# START OF Material provided

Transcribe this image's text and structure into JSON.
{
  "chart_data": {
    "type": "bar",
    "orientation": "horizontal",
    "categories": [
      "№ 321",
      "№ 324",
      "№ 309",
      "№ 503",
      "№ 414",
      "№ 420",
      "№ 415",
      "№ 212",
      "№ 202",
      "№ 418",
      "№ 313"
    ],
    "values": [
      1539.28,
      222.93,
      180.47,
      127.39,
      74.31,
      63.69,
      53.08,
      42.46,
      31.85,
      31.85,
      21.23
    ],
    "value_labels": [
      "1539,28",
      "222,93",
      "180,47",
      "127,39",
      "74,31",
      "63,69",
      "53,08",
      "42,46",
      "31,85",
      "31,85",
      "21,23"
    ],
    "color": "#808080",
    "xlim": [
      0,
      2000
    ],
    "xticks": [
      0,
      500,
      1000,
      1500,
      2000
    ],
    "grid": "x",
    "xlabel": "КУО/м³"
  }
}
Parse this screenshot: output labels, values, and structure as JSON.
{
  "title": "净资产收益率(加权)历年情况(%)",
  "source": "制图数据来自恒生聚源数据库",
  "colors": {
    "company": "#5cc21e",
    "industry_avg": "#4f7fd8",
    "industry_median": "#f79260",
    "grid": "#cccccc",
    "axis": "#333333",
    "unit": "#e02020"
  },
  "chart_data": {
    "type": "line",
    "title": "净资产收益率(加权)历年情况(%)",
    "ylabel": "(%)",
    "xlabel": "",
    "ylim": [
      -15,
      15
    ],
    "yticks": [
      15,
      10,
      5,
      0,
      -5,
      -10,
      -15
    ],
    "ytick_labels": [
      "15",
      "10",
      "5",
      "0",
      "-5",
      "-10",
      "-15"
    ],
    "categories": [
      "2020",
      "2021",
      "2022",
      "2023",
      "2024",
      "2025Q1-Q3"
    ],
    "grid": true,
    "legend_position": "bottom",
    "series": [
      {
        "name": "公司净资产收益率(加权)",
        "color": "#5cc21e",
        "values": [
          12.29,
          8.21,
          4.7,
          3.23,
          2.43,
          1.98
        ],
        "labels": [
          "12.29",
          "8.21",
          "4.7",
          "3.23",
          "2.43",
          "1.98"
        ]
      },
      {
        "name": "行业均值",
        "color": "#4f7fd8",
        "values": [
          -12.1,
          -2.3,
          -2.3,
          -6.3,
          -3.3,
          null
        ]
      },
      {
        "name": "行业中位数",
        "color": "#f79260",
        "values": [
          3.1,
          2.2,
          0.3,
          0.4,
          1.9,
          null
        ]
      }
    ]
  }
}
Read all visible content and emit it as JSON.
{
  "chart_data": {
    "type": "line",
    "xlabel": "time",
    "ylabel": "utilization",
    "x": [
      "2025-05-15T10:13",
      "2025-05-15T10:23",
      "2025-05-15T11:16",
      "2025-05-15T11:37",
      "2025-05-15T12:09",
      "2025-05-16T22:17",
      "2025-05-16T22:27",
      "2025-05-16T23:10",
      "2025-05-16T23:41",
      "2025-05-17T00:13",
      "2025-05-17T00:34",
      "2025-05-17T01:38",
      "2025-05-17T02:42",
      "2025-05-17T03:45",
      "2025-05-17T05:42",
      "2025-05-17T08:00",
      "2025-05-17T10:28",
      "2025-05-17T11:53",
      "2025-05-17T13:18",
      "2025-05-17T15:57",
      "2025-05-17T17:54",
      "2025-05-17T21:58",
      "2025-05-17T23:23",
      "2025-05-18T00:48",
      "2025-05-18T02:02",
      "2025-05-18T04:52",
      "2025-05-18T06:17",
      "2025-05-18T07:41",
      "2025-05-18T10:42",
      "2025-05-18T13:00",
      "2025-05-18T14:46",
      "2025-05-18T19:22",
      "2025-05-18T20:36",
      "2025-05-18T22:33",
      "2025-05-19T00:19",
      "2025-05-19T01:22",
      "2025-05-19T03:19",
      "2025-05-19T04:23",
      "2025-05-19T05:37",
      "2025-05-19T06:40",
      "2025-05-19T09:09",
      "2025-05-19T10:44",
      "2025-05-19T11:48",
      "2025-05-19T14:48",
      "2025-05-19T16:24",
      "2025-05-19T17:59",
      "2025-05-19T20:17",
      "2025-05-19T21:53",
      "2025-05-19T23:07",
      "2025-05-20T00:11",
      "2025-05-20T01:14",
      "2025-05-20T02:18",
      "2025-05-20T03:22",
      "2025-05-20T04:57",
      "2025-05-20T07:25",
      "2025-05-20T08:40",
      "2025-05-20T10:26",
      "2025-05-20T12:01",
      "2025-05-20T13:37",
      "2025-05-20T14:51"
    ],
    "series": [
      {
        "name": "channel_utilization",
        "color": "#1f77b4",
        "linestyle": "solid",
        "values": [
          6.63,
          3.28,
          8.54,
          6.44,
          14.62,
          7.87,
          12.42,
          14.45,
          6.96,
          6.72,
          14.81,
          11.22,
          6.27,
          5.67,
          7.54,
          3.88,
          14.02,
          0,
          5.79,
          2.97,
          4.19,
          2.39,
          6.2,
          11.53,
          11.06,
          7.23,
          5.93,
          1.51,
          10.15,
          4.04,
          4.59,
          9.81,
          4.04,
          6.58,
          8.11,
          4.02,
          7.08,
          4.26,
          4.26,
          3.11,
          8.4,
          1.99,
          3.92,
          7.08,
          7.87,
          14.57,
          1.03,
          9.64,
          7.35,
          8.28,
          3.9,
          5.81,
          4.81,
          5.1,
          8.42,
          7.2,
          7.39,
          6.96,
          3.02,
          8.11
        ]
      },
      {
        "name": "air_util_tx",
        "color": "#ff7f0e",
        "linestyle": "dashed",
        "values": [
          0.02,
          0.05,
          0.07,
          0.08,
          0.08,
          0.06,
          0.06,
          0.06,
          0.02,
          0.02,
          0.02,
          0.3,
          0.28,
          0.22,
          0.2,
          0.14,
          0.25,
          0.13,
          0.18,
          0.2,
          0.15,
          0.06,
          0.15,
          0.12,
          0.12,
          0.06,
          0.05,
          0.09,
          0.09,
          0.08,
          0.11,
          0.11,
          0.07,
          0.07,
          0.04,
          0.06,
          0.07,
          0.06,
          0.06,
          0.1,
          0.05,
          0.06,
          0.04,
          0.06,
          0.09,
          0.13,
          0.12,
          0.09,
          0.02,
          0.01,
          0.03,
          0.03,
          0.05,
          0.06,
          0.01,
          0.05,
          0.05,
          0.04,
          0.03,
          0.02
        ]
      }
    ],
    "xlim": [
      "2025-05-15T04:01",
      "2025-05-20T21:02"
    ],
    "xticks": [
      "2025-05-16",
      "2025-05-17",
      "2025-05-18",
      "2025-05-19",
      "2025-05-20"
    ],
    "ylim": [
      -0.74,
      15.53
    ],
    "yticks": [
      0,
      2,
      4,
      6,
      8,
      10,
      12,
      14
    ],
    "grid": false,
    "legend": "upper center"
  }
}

# END OF Material provided

## Exercise requirements
Please return the data above exactly as given.

## Reply to the task
Transcribe this image's text and structure into JSON.
{
  "chart_data": {
    "type": "bar",
    "orientation": "horizontal",
    "categories": [
      "№ 321",
      "№ 324",
      "№ 309",
      "№ 503",
      "№ 414",
      "№ 420",
      "№ 415",
      "№ 212",
      "№ 202",
      "№ 418",
      "№ 313"
    ],
    "values": [
      1539.28,
      222.93,
      180.47,
      127.39,
      74.31,
      63.69,
      53.08,
      42.46,
      31.85,
      31.85,
      21.23
    ],
    "value_labels": [
      "1539,28",
      "222,93",
      "180,47",
      "127,39",
      "74,31",
      "63,69",
      "53,08",
      "42,46",
      "31,85",
      "31,85",
      "21,23"
    ],
    "color": "#808080",
    "xlim": [
      0,
      2000
    ],
    "xticks": [
      0,
      500,
      1000,
      1500,
      2000
    ],
    "grid": "x",
    "xlabel": "КУО/м³"
  }
}
Parse this screenshot: output labels, values, and structure as JSON.
{
  "title": "净资产收益率(加权)历年情况(%)",
  "source": "制图数据来自恒生聚源数据库",
  "colors": {
    "company": "#5cc21e",
    "industry_avg": "#4f7fd8",
    "industry_median": "#f79260",
    "grid": "#cccccc",
    "axis": "#333333",
    "unit": "#e02020"
  },
  "chart_data": {
    "type": "line",
    "title": "净资产收益率(加权)历年情况(%)",
    "ylabel": "(%)",
    "xlabel": "",
    "ylim": [
      -15,
      15
    ],
    "yticks": [
      15,
      10,
      5,
      0,
      -5,
      -10,
      -15
    ],
    "ytick_labels": [
      "15",
      "10",
      "5",
      "0",
      "-5",
      "-10",
      "-15"
    ],
    "categories": [
      "2020",
      "2021",
      "2022",
      "2023",
      "2024",
      "2025Q1-Q3"
    ],
    "grid": true,
    "legend_position": "bottom",
    "series": [
      {
        "name": "公司净资产收益率(加权)",
        "color": "#5cc21e",
        "values": [
          12.29,
          8.21,
          4.7,
          3.23,
          2.43,
          1.98
        ],
        "labels": [
          "12.29",
          "8.21",
          "4.7",
          "3.23",
          "2.43",
          "1.98"
        ]
      },
      {
        "name": "行业均值",
        "color": "#4f7fd8",
        "values": [
          -12.1,
          -2.3,
          -2.3,
          -6.3,
          -3.3,
          null
        ]
      },
      {
        "name": "行业中位数",
        "color": "#f79260",
        "values": [
          3.1,
          2.2,
          0.3,
          0.4,
          1.9,
          null
        ]
      }
    ]
  }
}
Read all visible content and emit it as JSON.
{
  "chart_data": {
    "type": "line",
    "xlabel": "time",
    "ylabel": "utilization",
    "x": [
      "2025-05-15T10:13",
      "2025-05-15T10:23",
      "2025-05-15T11:16",
      "2025-05-15T11:37",
      "2025-05-15T12:09",
      "2025-05-16T22:17",
      "2025-05-16T22:27",
      "2025-05-16T23:10",
      "2025-05-16T23:41",
      "2025-05-17T00:13",
      "2025-05-17T00:34",
      "2025-05-17T01:38",
      "2025-05-17T02:42",
      "2025-05-17T03:45",
      "2025-05-17T05:42",
      "2025-05-17T08:00",
      "2025-05-17T10:28",
      "2025-05-17T11:53",
      "2025-05-17T13:18",
      "2025-05-17T15:57",
      "2025-05-17T17:54",
      "2025-05-17T21:58",
      "2025-05-17T23:23",
      "2025-05-18T00:48",
      "2025-05-18T02:02",
      "2025-05-18T04:52",
      "2025-05-18T06:17",
      "2025-05-18T07:41",
      "2025-05-18T10:42",
      "2025-05-18T13:00",
      "2025-05-18T14:46",
      "2025-05-18T19:22",
      "2025-05-18T20:36",
      "2025-05-18T22:33",
      "2025-05-19T00:19",
      "2025-05-19T01:22",
      "2025-05-19T03:19",
      "2025-05-19T04:23",
      "2025-05-19T05:37",
      "2025-05-19T06:40",
      "2025-05-19T09:09",
      "2025-05-19T10:44",
      "2025-05-19T11:48",
      "2025-05-19T14:48",
      "2025-05-19T16:24",
      "2025-05-19T17:59",
      "2025-05-19T20:17",
      "2025-05-19T21:53",
      "2025-05-19T23:07",
      "2025-05-20T00:11",
      "2025-05-20T01:14",
      "2025-05-20T02:18",
      "2025-05-20T03:22",
      "2025-05-20T04:57",
      "2025-05-20T07:25",
      "2025-05-20T08:40",
      "2025-05-20T10:26",
      "2025-05-20T12:01",
      "2025-05-20T13:37",
      "2025-05-20T14:51"
    ],
    "series": [
      {
        "name": "channel_utilization",
        "color": "#1f77b4",
        "linestyle": "solid",
        "values": [
          6.63,
          3.28,
          8.54,
          6.44,
          14.62,
          7.87,
          12.42,
          14.45,
          6.96,
          6.72,
          14.81,
          11.22,
          6.27,
          5.67,
          7.54,
          3.88,
          14.02,
          0,
          5.79,
          2.97,
          4.19,
          2.39,
          6.2,
          11.53,
          11.06,
          7.23,
          5.93,
          1.51,
          10.15,
          4.04,
          4.59,
          9.81,
          4.04,
          6.58,
          8.11,
          4.02,
          7.08,
          4.26,
          4.26,
          3.11,
          8.4,
          1.99,
          3.92,
          7.08,
          7.87,
          14.57,
          1.03,
          9.64,
          7.35,
          8.28,
          3.9,
          5.81,
          4.81,
          5.1,
          8.42,
          7.2,
          7.39,
          6.96,
          3.02,
          8.11
        ]
      },
      {
        "name": "air_util_tx",
        "color": "#ff7f0e",
        "linestyle": "dashed",
        "values": [
          0.02,
          0.05,
          0.07,
          0.08,
          0.08,
          0.06,
          0.06,
          0.06,
          0.02,
          0.02,
          0.02,
          0.3,
          0.28,
          0.22,
          0.2,
          0.14,
          0.25,
          0.13,
          0.18,
          0.2,
          0.15,
          0.06,
          0.15,
          0.12,
          0.12,
          0.06,
          0.05,
          0.09,
          0.09,
          0.08,
          0.11,
          0.11,
          0.07,
          0.07,
          0.04,
          0.06,
          0.07,
          0.06,
          0.06,
          0.1,
          0.05,
          0.06,
          0.04,
          0.06,
          0.09,
          0.13,
          0.12,
          0.09,
          0.02,
          0.01,
          0.03,
          0.03,
          0.05,
          0.06,
          0.01,
          0.05,
          0.05,
          0.04,
          0.03,
          0.02
        ]
      }
    ],
    "xlim": [
      "2025-05-15T04:01",
      "2025-05-20T21:02"
    ],
    "xticks": [
      "2025-05-16",
      "2025-05-17",
      "2025-05-18",
      "2025-05-19",
      "2025-05-20"
    ],
    "ylim": [
      -0.74,
      15.53
    ],
    "yticks": [
      0,
      2,
      4,
      6,
      8,
      10,
      12,
      14
    ],
    "grid": false,
    "legend": "upper center"
  }
}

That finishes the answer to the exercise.